• [Exercise goal] Set down the material once more, exactly as it appears.
[BEGIN]
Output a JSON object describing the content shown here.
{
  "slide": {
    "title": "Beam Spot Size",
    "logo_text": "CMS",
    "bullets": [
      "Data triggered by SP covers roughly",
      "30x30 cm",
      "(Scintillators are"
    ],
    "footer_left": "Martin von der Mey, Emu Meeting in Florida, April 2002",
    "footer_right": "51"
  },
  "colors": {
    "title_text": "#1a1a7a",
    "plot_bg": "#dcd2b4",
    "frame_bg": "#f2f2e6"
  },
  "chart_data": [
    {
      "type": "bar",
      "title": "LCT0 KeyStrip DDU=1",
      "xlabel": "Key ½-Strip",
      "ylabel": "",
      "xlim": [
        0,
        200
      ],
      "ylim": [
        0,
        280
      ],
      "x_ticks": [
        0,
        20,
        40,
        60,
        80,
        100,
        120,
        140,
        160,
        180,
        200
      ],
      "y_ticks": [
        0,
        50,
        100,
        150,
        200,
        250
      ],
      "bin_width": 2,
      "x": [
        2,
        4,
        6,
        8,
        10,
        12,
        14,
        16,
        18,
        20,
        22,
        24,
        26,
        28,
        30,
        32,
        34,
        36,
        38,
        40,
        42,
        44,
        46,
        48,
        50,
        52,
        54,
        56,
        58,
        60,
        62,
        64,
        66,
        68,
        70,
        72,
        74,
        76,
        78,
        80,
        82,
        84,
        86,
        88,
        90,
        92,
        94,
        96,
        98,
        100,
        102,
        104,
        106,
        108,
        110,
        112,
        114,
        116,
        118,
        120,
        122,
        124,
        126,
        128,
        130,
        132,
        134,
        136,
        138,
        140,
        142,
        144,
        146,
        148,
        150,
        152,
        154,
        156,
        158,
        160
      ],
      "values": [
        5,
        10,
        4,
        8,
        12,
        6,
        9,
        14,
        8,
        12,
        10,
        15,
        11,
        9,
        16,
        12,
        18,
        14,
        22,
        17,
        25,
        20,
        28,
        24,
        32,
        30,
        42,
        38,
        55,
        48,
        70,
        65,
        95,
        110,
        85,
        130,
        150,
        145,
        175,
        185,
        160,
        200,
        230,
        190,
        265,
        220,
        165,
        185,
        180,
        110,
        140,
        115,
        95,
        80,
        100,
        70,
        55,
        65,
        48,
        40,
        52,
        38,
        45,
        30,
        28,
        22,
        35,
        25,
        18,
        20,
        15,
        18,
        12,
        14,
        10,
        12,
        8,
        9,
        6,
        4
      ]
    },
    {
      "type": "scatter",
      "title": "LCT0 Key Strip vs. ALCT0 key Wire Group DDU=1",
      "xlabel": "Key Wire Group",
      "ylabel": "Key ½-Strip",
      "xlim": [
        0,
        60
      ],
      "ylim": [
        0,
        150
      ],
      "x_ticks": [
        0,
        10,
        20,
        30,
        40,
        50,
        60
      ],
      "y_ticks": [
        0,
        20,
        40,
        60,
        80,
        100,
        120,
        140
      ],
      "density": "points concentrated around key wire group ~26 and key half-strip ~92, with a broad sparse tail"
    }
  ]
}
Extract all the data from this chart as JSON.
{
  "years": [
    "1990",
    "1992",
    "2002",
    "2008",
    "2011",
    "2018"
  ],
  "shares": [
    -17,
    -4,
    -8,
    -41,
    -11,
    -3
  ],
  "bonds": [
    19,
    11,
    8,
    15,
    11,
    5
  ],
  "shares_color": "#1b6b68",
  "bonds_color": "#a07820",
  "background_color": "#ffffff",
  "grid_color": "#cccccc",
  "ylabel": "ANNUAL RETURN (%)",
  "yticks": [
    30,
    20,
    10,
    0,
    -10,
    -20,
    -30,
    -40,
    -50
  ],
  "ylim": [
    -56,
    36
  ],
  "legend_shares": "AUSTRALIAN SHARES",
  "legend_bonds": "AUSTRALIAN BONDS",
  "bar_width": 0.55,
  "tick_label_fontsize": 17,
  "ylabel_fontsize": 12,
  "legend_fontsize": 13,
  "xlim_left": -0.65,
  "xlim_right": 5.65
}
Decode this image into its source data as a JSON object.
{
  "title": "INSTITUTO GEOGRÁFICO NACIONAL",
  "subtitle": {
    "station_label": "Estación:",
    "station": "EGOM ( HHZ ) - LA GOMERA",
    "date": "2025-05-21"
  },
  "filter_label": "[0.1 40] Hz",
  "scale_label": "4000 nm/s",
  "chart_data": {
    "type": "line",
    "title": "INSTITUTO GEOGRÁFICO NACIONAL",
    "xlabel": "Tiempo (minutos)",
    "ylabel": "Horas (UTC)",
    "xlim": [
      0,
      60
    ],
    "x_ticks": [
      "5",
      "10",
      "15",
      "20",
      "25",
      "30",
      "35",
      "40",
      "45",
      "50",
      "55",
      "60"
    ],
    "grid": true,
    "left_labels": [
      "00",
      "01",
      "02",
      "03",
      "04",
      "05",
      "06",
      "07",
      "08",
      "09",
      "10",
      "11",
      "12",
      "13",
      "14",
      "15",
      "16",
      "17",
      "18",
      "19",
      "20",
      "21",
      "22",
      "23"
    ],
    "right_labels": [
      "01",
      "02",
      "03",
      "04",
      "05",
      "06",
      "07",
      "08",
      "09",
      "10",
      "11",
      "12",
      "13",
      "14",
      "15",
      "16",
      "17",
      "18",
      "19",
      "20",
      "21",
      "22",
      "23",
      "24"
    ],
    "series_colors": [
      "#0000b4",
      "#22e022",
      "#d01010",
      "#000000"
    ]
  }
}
[END]
• [Answer to this problem]
Output a JSON object describing the content shown here.
{
  "slide": {
    "title": "Beam Spot Size",
    "logo_text": "CMS",
    "bullets": [
      "Data triggered by SP covers roughly",
      "30x30 cm",
      "(Scintillators are"
    ],
    "footer_left": "Martin von der Mey, Emu Meeting in Florida, April 2002",
    "footer_right": "51"
  },
  "colors": {
    "title_text": "#1a1a7a",
    "plot_bg": "#dcd2b4",
    "frame_bg": "#f2f2e6"
  },
  "chart_data": [
    {
      "type": "bar",
      "title": "LCT0 KeyStrip DDU=1",
      "xlabel": "Key ½-Strip",
      "ylabel": "",
      "xlim": [
        0,
        200
      ],
      "ylim": [
        0,
        280
      ],
      "x_ticks": [
        0,
        20,
        40,
        60,
        80,
        100,
        120,
        140,
        160,
        180,
        200
      ],
      "y_ticks": [
        0,
        50,
        100,
        150,
        200,
        250
      ],
      "bin_width": 2,
      "x": [
        2,
        4,
        6,
        8,
        10,
        12,
        14,
        16,
        18,
        20,
        22,
        24,
        26,
        28,
        30,
        32,
        34,
        36,
        38,
        40,
        42,
        44,
        46,
        48,
        50,
        52,
        54,
        56,
        58,
        60,
        62,
        64,
        66,
        68,
        70,
        72,
        74,
        76,
        78,
        80,
        82,
        84,
        86,
        88,
        90,
        92,
        94,
        96,
        98,
        100,
        102,
        104,
        106,
        108,
        110,
        112,
        114,
        116,
        118,
        120,
        122,
        124,
        126,
        128,
        130,
        132,
        134,
        136,
        138,
        140,
        142,
        144,
        146,
        148,
        150,
        152,
        154,
        156,
        158,
        160
      ],
      "values": [
        5,
        10,
        4,
        8,
        12,
        6,
        9,
        14,
        8,
        12,
        10,
        15,
        11,
        9,
        16,
        12,
        18,
        14,
        22,
        17,
        25,
        20,
        28,
        24,
        32,
        30,
        42,
        38,
        55,
        48,
        70,
        65,
        95,
        110,
        85,
        130,
        150,
        145,
        175,
        185,
        160,
        200,
        230,
        190,
        265,
        220,
        165,
        185,
        180,
        110,
        140,
        115,
        95,
        80,
        100,
        70,
        55,
        65,
        48,
        40,
        52,
        38,
        45,
        30,
        28,
        22,
        35,
        25,
        18,
        20,
        15,
        18,
        12,
        14,
        10,
        12,
        8,
        9,
        6,
        4
      ]
    },
    {
      "type": "scatter",
      "title": "LCT0 Key Strip vs. ALCT0 key Wire Group DDU=1",
      "xlabel": "Key Wire Group",
      "ylabel": "Key ½-Strip",
      "xlim": [
        0,
        60
      ],
      "ylim": [
        0,
        150
      ],
      "x_ticks": [
        0,
        10,
        20,
        30,
        40,
        50,
        60
      ],
      "y_ticks": [
        0,
        20,
        40,
        60,
        80,
        100,
        120,
        140
      ],
      "density": "points concentrated around key wire group ~26 and key half-strip ~92, with a broad sparse tail"
    }
  ]
}
Extract all the data from this chart as JSON.
{
  "years": [
    "1990",
    "1992",
    "2002",
    "2008",
    "2011",
    "2018"
  ],
  "shares": [
    -17,
    -4,
    -8,
    -41,
    -11,
    -3
  ],
  "bonds": [
    19,
    11,
    8,
    15,
    11,
    5
  ],
  "shares_color": "#1b6b68",
  "bonds_color": "#a07820",
  "background_color": "#ffffff",
  "grid_color": "#cccccc",
  "ylabel": "ANNUAL RETURN (%)",
  "yticks": [
    30,
    20,
    10,
    0,
    -10,
    -20,
    -30,
    -40,
    -50
  ],
  "ylim": [
    -56,
    36
  ],
  "legend_shares": "AUSTRALIAN SHARES",
  "legend_bonds": "AUSTRALIAN BONDS",
  "bar_width": 0.55,
  "tick_label_fontsize": 17,
  "ylabel_fontsize": 12,
  "legend_fontsize": 13,
  "xlim_left": -0.65,
  "xlim_right": 5.65
}
Decode this image into its source data as a JSON object.
{
  "title": "INSTITUTO GEOGRÁFICO NACIONAL",
  "subtitle": {
    "station_label": "Estación:",
    "station": "EGOM ( HHZ ) - LA GOMERA",
    "date": "2025-05-21"
  },
  "filter_label": "[0.1 40] Hz",
  "scale_label": "4000 nm/s",
  "chart_data": {
    "type": "line",
    "title": "INSTITUTO GEOGRÁFICO NACIONAL",
    "xlabel": "Tiempo (minutos)",
    "ylabel": "Horas (UTC)",
    "xlim": [
      0,
      60
    ],
    "x_ticks": [
      "5",
      "10",
      "15",
      "20",
      "25",
      "30",
      "35",
      "40",
      "45",
      "50",
      "55",
      "60"
    ],
    "grid": true,
    "left_labels": [
      "00",
      "01",
      "02",
      "03",
      "04",
      "05",
      "06",
      "07",
      "08",
      "09",
      "10",
      "11",
      "12",
      "13",
      "14",
      "15",
      "16",
      "17",
      "18",
      "19",
      "20",
      "21",
      "22",
      "23"
    ],
    "right_labels": [
      "01",
      "02",
      "03",
      "04",
      "05",
      "06",
      "07",
      "08",
      "09",
      "10",
      "11",
      "12",
      "13",
      "14",
      "15",
      "16",
      "17",
      "18",
      "19",
      "20",
      "21",
      "22",
      "23",
      "24"
    ],
    "series_colors": [
      "#0000b4",
      "#22e022",
      "#d01010",
      "#000000"
    ]
  }
}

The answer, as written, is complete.